## Exercise instructions
Give back the entire listing verbatim.

━━━ Material provided

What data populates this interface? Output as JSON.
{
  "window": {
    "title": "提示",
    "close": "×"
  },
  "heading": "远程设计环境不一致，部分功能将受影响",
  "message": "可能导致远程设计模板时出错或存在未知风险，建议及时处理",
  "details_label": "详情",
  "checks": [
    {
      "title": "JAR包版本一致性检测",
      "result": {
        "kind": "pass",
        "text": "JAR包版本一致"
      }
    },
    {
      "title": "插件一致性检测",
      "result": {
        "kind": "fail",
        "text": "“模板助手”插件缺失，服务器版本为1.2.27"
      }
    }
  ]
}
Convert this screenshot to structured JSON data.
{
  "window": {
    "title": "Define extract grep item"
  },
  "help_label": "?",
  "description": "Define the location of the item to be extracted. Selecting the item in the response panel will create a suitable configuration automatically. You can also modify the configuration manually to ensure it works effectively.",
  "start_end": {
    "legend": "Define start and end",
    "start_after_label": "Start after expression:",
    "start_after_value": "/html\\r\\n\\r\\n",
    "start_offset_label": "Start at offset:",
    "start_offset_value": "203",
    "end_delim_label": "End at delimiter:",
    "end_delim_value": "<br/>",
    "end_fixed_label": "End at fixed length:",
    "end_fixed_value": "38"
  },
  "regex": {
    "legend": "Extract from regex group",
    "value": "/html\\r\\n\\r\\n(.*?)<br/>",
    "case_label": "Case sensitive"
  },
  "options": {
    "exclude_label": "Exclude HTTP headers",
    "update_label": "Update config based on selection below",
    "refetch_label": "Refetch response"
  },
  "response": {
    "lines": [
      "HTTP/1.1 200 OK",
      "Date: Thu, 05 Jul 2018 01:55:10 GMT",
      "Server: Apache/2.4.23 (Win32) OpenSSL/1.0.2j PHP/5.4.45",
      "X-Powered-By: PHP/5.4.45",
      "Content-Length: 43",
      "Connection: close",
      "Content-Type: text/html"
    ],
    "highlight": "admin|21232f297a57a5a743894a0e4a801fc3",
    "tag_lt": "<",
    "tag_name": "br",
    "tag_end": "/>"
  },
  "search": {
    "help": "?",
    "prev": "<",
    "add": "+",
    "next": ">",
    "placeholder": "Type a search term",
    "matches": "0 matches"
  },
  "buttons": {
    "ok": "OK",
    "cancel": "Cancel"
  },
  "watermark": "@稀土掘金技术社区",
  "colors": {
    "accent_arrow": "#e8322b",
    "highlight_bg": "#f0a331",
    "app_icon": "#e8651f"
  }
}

━━━━━━

## Written answer
What data populates this interface? Output as JSON.
{
  "window": {
    "title": "提示",
    "close": "×"
  },
  "heading": "远程设计环境不一致，部分功能将受影响",
  "message": "可能导致远程设计模板时出错或存在未知风险，建议及时处理",
  "details_label": "详情",
  "checks": [
    {
      "title": "JAR包版本一致性检测",
      "result": {
        "kind": "pass",
        "text": "JAR包版本一致"
      }
    },
    {
      "title": "插件一致性检测",
      "result": {
        "kind": "fail",
        "text": "“模板助手”插件缺失，服务器版本为1.2.27"
      }
    }
  ]
}
Convert this screenshot to structured JSON data.
{
  "window": {
    "title": "Define extract grep item"
  },
  "help_label": "?",
  "description": "Define the location of the item to be extracted. Selecting the item in the response panel will create a suitable configuration automatically. You can also modify the configuration manually to ensure it works effectively.",
  "start_end": {
    "legend": "Define start and end",
    "start_after_label": "Start after expression:",
    "start_after_value": "/html\\r\\n\\r\\n",
    "start_offset_label": "Start at offset:",
    "start_offset_value": "203",
    "end_delim_label": "End at delimiter:",
    "end_delim_value": "<br/>",
    "end_fixed_label": "End at fixed length:",
    "end_fixed_value": "38"
  },
  "regex": {
    "legend": "Extract from regex group",
    "value": "/html\\r\\n\\r\\n(.*?)<br/>",
    "case_label": "Case sensitive"
  },
  "options": {
    "exclude_label": "Exclude HTTP headers",
    "update_label": "Update config based on selection below",
    "refetch_label": "Refetch response"
  },
  "response": {
    "lines": [
      "HTTP/1.1 200 OK",
      "Date: Thu, 05 Jul 2018 01:55:10 GMT",
      "Server: Apache/2.4.23 (Win32) OpenSSL/1.0.2j PHP/5.4.45",
      "X-Powered-By: PHP/5.4.45",
      "Content-Length: 43",
      "Connection: close",
      "Content-Type: text/html"
    ],
    "highlight": "admin|21232f297a57a5a743894a0e4a801fc3",
    "tag_lt": "<",
    "tag_name": "br",
    "tag_end": "/>"
  },
  "search": {
    "help": "?",
    "prev": "<",
    "add": "+",
    "next": ">",
    "placeholder": "Type a search term",
    "matches": "0 matches"
  },
  "buttons": {
    "ok": "OK",
    "cancel": "Cancel"
  },
  "watermark": "@稀土掘金技术社区",
  "colors": {
    "accent_arrow": "#e8322b",
    "highlight_bg": "#f0a331",
    "app_icon": "#e8651f"
  }
}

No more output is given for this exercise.